Exactly reproduce the lines that follow.

+--

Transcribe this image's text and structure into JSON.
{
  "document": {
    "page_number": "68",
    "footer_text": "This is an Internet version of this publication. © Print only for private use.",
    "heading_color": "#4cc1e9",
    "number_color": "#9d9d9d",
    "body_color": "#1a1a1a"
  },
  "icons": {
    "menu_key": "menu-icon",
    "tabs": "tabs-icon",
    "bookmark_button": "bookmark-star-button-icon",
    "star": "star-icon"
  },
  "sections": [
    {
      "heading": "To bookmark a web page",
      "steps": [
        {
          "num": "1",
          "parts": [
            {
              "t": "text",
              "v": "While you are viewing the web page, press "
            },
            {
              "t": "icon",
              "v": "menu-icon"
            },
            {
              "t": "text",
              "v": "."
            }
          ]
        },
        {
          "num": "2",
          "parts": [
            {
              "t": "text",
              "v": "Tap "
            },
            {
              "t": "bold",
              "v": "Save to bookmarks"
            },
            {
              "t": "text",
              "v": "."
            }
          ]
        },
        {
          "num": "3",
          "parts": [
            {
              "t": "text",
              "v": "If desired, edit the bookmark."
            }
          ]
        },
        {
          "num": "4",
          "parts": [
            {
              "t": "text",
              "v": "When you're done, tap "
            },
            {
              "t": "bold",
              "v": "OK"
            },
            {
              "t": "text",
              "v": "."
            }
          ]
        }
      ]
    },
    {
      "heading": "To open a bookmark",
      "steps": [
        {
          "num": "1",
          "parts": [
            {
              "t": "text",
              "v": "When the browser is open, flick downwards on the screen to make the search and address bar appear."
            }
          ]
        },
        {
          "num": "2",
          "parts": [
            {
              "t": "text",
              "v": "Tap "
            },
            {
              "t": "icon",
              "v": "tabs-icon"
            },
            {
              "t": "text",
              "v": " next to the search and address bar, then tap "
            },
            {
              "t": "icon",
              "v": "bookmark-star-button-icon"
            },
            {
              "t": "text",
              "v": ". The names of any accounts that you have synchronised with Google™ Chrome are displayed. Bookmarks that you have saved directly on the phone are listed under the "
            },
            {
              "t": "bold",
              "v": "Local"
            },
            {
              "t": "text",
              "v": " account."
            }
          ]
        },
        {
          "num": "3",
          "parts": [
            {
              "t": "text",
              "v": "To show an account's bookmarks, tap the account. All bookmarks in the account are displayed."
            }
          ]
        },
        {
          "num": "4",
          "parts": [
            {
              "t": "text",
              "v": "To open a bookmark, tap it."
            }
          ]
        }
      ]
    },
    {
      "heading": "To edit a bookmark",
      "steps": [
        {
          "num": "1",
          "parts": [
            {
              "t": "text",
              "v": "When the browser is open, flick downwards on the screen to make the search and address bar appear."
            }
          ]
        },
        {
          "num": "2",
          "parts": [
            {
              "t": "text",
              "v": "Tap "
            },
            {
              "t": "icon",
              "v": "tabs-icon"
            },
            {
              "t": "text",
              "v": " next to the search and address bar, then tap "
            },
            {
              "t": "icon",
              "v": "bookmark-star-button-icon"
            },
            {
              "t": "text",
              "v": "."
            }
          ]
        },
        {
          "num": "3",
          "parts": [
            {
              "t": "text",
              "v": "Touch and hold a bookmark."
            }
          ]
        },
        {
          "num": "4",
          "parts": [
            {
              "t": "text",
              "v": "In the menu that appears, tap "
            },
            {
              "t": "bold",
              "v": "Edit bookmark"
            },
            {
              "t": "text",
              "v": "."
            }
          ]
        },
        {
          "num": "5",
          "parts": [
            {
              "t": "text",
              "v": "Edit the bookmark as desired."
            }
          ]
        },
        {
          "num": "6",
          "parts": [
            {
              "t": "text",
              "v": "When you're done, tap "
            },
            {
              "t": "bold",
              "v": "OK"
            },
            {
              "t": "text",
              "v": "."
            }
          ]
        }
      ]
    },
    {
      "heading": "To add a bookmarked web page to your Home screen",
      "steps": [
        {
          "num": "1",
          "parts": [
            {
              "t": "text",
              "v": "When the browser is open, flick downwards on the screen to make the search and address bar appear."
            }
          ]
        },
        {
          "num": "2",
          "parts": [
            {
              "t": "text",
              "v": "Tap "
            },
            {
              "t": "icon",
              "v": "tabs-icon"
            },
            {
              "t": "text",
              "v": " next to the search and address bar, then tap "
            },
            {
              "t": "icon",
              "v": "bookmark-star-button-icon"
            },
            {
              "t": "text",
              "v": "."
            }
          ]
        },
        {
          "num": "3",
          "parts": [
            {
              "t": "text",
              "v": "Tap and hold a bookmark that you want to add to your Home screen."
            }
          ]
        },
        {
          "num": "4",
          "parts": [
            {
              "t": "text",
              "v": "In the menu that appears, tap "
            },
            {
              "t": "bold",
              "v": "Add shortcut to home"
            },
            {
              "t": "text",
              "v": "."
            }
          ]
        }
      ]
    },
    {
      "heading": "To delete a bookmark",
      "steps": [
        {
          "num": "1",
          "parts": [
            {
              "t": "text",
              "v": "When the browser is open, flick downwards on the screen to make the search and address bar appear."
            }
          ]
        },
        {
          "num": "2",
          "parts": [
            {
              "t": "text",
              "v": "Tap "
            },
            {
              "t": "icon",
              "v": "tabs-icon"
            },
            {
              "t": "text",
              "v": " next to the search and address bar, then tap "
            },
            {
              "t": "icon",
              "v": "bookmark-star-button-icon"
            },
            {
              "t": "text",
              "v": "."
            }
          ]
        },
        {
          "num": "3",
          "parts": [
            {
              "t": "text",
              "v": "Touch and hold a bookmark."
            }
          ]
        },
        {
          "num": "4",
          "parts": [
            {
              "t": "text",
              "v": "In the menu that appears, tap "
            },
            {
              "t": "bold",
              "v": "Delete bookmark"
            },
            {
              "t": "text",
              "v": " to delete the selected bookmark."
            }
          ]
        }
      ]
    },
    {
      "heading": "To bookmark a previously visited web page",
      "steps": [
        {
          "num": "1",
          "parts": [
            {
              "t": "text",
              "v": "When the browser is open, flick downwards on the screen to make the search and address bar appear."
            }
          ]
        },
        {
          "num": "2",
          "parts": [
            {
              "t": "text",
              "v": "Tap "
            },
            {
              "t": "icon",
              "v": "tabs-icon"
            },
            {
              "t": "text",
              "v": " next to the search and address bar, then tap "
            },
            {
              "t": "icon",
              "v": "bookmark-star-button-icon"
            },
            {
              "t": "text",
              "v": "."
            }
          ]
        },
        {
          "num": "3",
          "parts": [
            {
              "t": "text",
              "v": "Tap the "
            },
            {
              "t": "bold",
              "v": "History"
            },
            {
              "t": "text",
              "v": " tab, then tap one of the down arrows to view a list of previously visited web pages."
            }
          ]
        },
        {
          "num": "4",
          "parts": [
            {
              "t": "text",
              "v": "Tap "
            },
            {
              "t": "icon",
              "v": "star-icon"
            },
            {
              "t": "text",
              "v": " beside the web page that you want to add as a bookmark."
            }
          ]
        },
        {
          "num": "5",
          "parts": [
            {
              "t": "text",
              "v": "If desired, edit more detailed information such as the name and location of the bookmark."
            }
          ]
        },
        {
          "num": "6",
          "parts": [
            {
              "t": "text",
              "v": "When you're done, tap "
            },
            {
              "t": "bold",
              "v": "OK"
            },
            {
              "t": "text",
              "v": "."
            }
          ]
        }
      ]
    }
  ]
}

+--

**Output of the task:**
Transcribe this image's text and structure into JSON.
{
  "document": {
    "page_number": "68",
    "footer_text": "This is an Internet version of this publication. © Print only for private use.",
    "heading_color": "#4cc1e9",
    "number_color": "#9d9d9d",
    "body_color": "#1a1a1a"
  },
  "icons": {
    "menu_key": "menu-icon",
    "tabs": "tabs-icon",
    "bookmark_button": "bookmark-star-button-icon",
    "star": "star-icon"
  },
  "sections": [
    {
      "heading": "To bookmark a web page",
      "steps": [
        {
          "num": "1",
          "parts": [
            {
              "t": "text",
              "v": "While you are viewing the web page, press "
            },
            {
              "t": "icon",
              "v": "menu-icon"
            },
            {
              "t": "text",
              "v": "."
            }
          ]
        },
        {
          "num": "2",
          "parts": [
            {
              "t": "text",
              "v": "Tap "
            },
            {
              "t": "bold",
              "v": "Save to bookmarks"
            },
            {
              "t": "text",
              "v": "."
            }
          ]
        },
        {
          "num": "3",
          "parts": [
            {
              "t": "text",
              "v": "If desired, edit the bookmark."
            }
          ]
        },
        {
          "num": "4",
          "parts": [
            {
              "t": "text",
              "v": "When you're done, tap "
            },
            {
              "t": "bold",
              "v": "OK"
            },
            {
              "t": "text",
              "v": "."
            }
          ]
        }
      ]
    },
    {
      "heading": "To open a bookmark",
      "steps": [
        {
          "num": "1",
          "parts": [
            {
              "t": "text",
              "v": "When the browser is open, flick downwards on the screen to make the search and address bar appear."
            }
          ]
        },
        {
          "num": "2",
          "parts": [
            {
              "t": "text",
              "v": "Tap "
            },
            {
              "t": "icon",
              "v": "tabs-icon"
            },
            {
              "t": "text",
              "v": " next to the search and address bar, then tap "
            },
            {
              "t": "icon",
              "v": "bookmark-star-button-icon"
            },
            {
              "t": "text",
              "v": ". The names of any accounts that you have synchronised with Google™ Chrome are displayed. Bookmarks that you have saved directly on the phone are listed under the "
            },
            {
              "t": "bold",
              "v": "Local"
            },
            {
              "t": "text",
              "v": " account."
            }
          ]
        },
        {
          "num": "3",
          "parts": [
            {
              "t": "text",
              "v": "To show an account's bookmarks, tap the account. All bookmarks in the account are displayed."
            }
          ]
        },
        {
          "num": "4",
          "parts": [
            {
              "t": "text",
              "v": "To open a bookmark, tap it."
            }
          ]
        }
      ]
    },
    {
      "heading": "To edit a bookmark",
      "steps": [
        {
          "num": "1",
          "parts": [
            {
              "t": "text",
              "v": "When the browser is open, flick downwards on the screen to make the search and address bar appear."
            }
          ]
        },
        {
          "num": "2",
          "parts": [
            {
              "t": "text",
              "v": "Tap "
            },
            {
              "t": "icon",
              "v": "tabs-icon"
            },
            {
              "t": "text",
              "v": " next to the search and address bar, then tap "
            },
            {
              "t": "icon",
              "v": "bookmark-star-button-icon"
            },
            {
              "t": "text",
              "v": "."
            }
          ]
        },
        {
          "num": "3",
          "parts": [
            {
              "t": "text",
              "v": "Touch and hold a bookmark."
            }
          ]
        },
        {
          "num": "4",
          "parts": [
            {
              "t": "text",
              "v": "In the menu that appears, tap "
            },
            {
              "t": "bold",
              "v": "Edit bookmark"
            },
            {
              "t": "text",
              "v": "."
            }
          ]
        },
        {
          "num": "5",
          "parts": [
            {
              "t": "text",
              "v": "Edit the bookmark as desired."
            }
          ]
        },
        {
          "num": "6",
          "parts": [
            {
              "t": "text",
              "v": "When you're done, tap "
            },
            {
              "t": "bold",
              "v": "OK"
            },
            {
              "t": "text",
              "v": "."
            }
          ]
        }
      ]
    },
    {
      "heading": "To add a bookmarked web page to your Home screen",
      "steps": [
        {
          "num": "1",
          "parts": [
            {
              "t": "text",
              "v": "When the browser is open, flick downwards on the screen to make the search and address bar appear."
            }
          ]
        },
        {
          "num": "2",
          "parts": [
            {
              "t": "text",
              "v": "Tap "
            },
            {
              "t": "icon",
              "v": "tabs-icon"
            },
            {
              "t": "text",
              "v": " next to the search and address bar, then tap "
            },
            {
              "t": "icon",
              "v": "bookmark-star-button-icon"
            },
            {
              "t": "text",
              "v": "."
            }
          ]
        },
        {
          "num": "3",
          "parts": [
            {
              "t": "text",
              "v": "Tap and hold a bookmark that you want to add to your Home screen."
            }
          ]
        },
        {
          "num": "4",
          "parts": [
            {
              "t": "text",
              "v": "In the menu that appears, tap "
            },
            {
              "t": "bold",
              "v": "Add shortcut to home"
            },
            {
              "t": "text",
              "v": "."
            }
          ]
        }
      ]
    },
    {
      "heading": "To delete a bookmark",
      "steps": [
        {
          "num": "1",
          "parts": [
            {
              "t": "text",
              "v": "When the browser is open, flick downwards on the screen to make the search and address bar appear."
            }
          ]
        },
        {
          "num": "2",
          "parts": [
            {
              "t": "text",
              "v": "Tap "
            },
            {
              "t": "icon",
              "v": "tabs-icon"
            },
            {
              "t": "text",
              "v": " next to the search and address bar, then tap "
            },
            {
              "t": "icon",
              "v": "bookmark-star-button-icon"
            },
            {
              "t": "text",
              "v": "."
            }
          ]
        },
        {
          "num": "3",
          "parts": [
            {
              "t": "text",
              "v": "Touch and hold a bookmark."
            }
          ]
        },
        {
          "num": "4",
          "parts": [
            {
              "t": "text",
              "v": "In the menu that appears, tap "
            },
            {
              "t": "bold",
              "v": "Delete bookmark"
            },
            {
              "t": "text",
              "v": " to delete the selected bookmark."
            }
          ]
        }
      ]
    },
    {
      "heading": "To bookmark a previously visited web page",
      "steps": [
        {
          "num": "1",
          "parts": [
            {
              "t": "text",
              "v": "When the browser is open, flick downwards on the screen to make the search and address bar appear."
            }
          ]
        },
        {
          "num": "2",
          "parts": [
            {
              "t": "text",
              "v": "Tap "
            },
            {
              "t": "icon",
              "v": "tabs-icon"
            },
            {
              "t": "text",
              "v": " next to the search and address bar, then tap "
            },
            {
              "t": "icon",
              "v": "bookmark-star-button-icon"
            },
            {
              "t": "text",
              "v": "."
            }
          ]
        },
        {
          "num": "3",
          "parts": [
            {
              "t": "text",
              "v": "Tap the "
            },
            {
              "t": "bold",
              "v": "History"
            },
            {
              "t": "text",
              "v": " tab, then tap one of the down arrows to view a list of previously visited web pages."
            }
          ]
        },
        {
          "num": "4",
          "parts": [
            {
              "t": "text",
              "v": "Tap "
            },
            {
              "t": "icon",
              "v": "star-icon"
            },
            {
              "t": "text",
              "v": " beside the web page that you want to add as a bookmark."
            }
          ]
        },
        {
          "num": "5",
          "parts": [
            {
              "t": "text",
              "v": "If desired, edit more detailed information such as the name and location of the bookmark."
            }
          ]
        },
        {
          "num": "6",
          "parts": [
            {
              "t": "text",
              "v": "When you're done, tap "
            },
            {
              "t": "bold",
              "v": "OK"
            },
            {
              "t": "text",
              "v": "."
            }
          ]
        }
      ]
    }
  ]
}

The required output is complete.